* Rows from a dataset
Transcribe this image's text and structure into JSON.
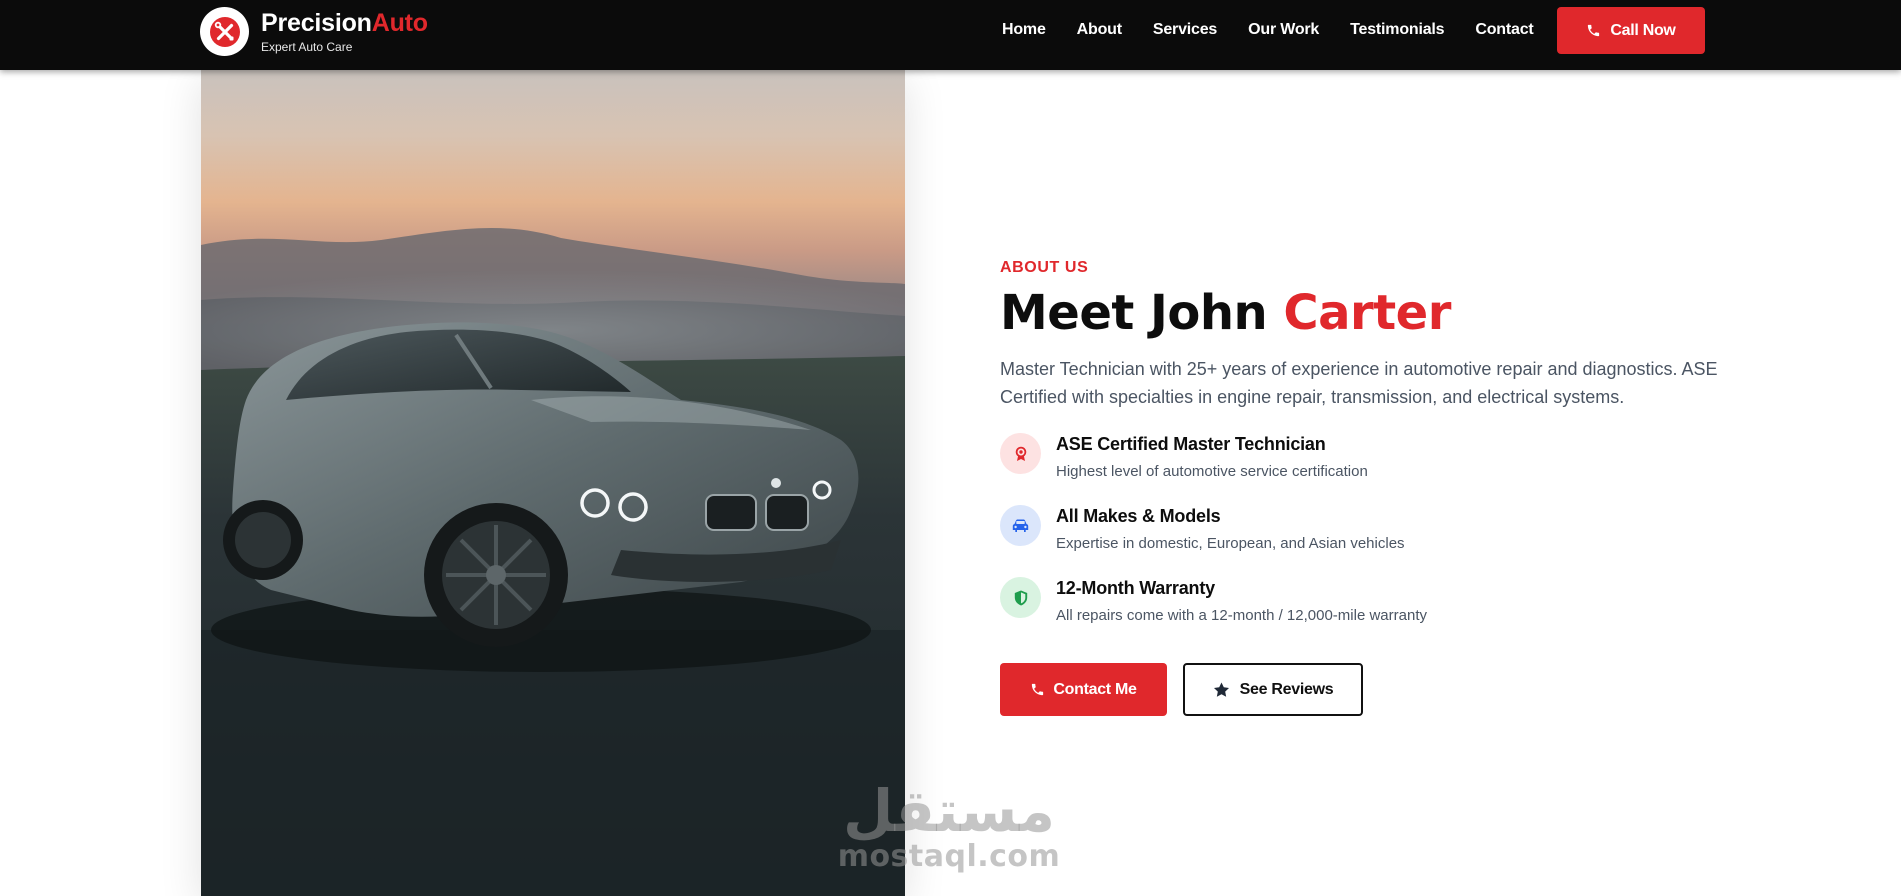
{
  "header": {
    "brand_primary": "Precision",
    "brand_accent": "Auto",
    "tagline": "Expert Auto Care",
    "logo_icon": "tools-icon",
    "nav": [
      {
        "label": "Home"
      },
      {
        "label": "About"
      },
      {
        "label": "Services"
      },
      {
        "label": "Our Work"
      },
      {
        "label": "Testimonials"
      },
      {
        "label": "Contact"
      }
    ],
    "cta_label": "Call Now",
    "cta_icon": "phone-icon"
  },
  "about": {
    "eyebrow": "ABOUT US",
    "title_part1": "Meet John ",
    "title_accent": "Carter",
    "description": "Master Technician with 25+ years of experience in automotive repair and diagnostics. ASE Certified with specialties in engine repair, transmission, and electrical systems.",
    "features": [
      {
        "title": "ASE Certified Master Technician",
        "subtitle": "Highest level of automotive service certification",
        "icon": "award-icon"
      },
      {
        "title": "All Makes & Models",
        "subtitle": "Expertise in domestic, European, and Asian vehicles",
        "icon": "car-icon"
      },
      {
        "title": "12-Month Warranty",
        "subtitle": "All repairs come with a 12-month / 12,000-mile warranty",
        "icon": "shield-icon"
      }
    ],
    "primary_button": "Contact Me",
    "secondary_button": "See Reviews"
  },
  "image": {
    "icon": "sports-car-photo"
  },
  "watermark": {
    "arabic": "مستقل",
    "latin": "mostaql.com"
  },
  "colors": {
    "accent": "#e0282c",
    "header_bg": "#0b0b0b",
    "text_dark": "#0d0d0d",
    "text_muted": "#4b5563"
  }
}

* TASK GOAL
The data above needs to be retyped exactly, with the images left out.

* RESPONSE TO THIS EXERCISE
Transcribe this image's text and structure into JSON.
{
  "header": {
    "brand_primary": "Precision",
    "brand_accent": "Auto",
    "tagline": "Expert Auto Care",
    "logo_icon": "tools-icon",
    "nav": [
      {
        "label": "Home"
      },
      {
        "label": "About"
      },
      {
        "label": "Services"
      },
      {
        "label": "Our Work"
      },
      {
        "label": "Testimonials"
      },
      {
        "label": "Contact"
      }
    ],
    "cta_label": "Call Now",
    "cta_icon": "phone-icon"
  },
  "about": {
    "eyebrow": "ABOUT US",
    "title_part1": "Meet John ",
    "title_accent": "Carter",
    "description": "Master Technician with 25+ years of experience in automotive repair and diagnostics. ASE Certified with specialties in engine repair, transmission, and electrical systems.",
    "features": [
      {
        "title": "ASE Certified Master Technician",
        "subtitle": "Highest level of automotive service certification",
        "icon": "award-icon"
      },
      {
        "title": "All Makes & Models",
        "subtitle": "Expertise in domestic, European, and Asian vehicles",
        "icon": "car-icon"
      },
      {
        "title": "12-Month Warranty",
        "subtitle": "All repairs come with a 12-month / 12,000-mile warranty",
        "icon": "shield-icon"
      }
    ],
    "primary_button": "Contact Me",
    "secondary_button": "See Reviews"
  },
  "image": {
    "icon": "sports-car-photo"
  },
  "watermark": {
    "arabic": "مستقل",
    "latin": "mostaql.com"
  },
  "colors": {
    "accent": "#e0282c",
    "header_bg": "#0b0b0b",
    "text_dark": "#0d0d0d",
    "text_muted": "#4b5563"
  }
}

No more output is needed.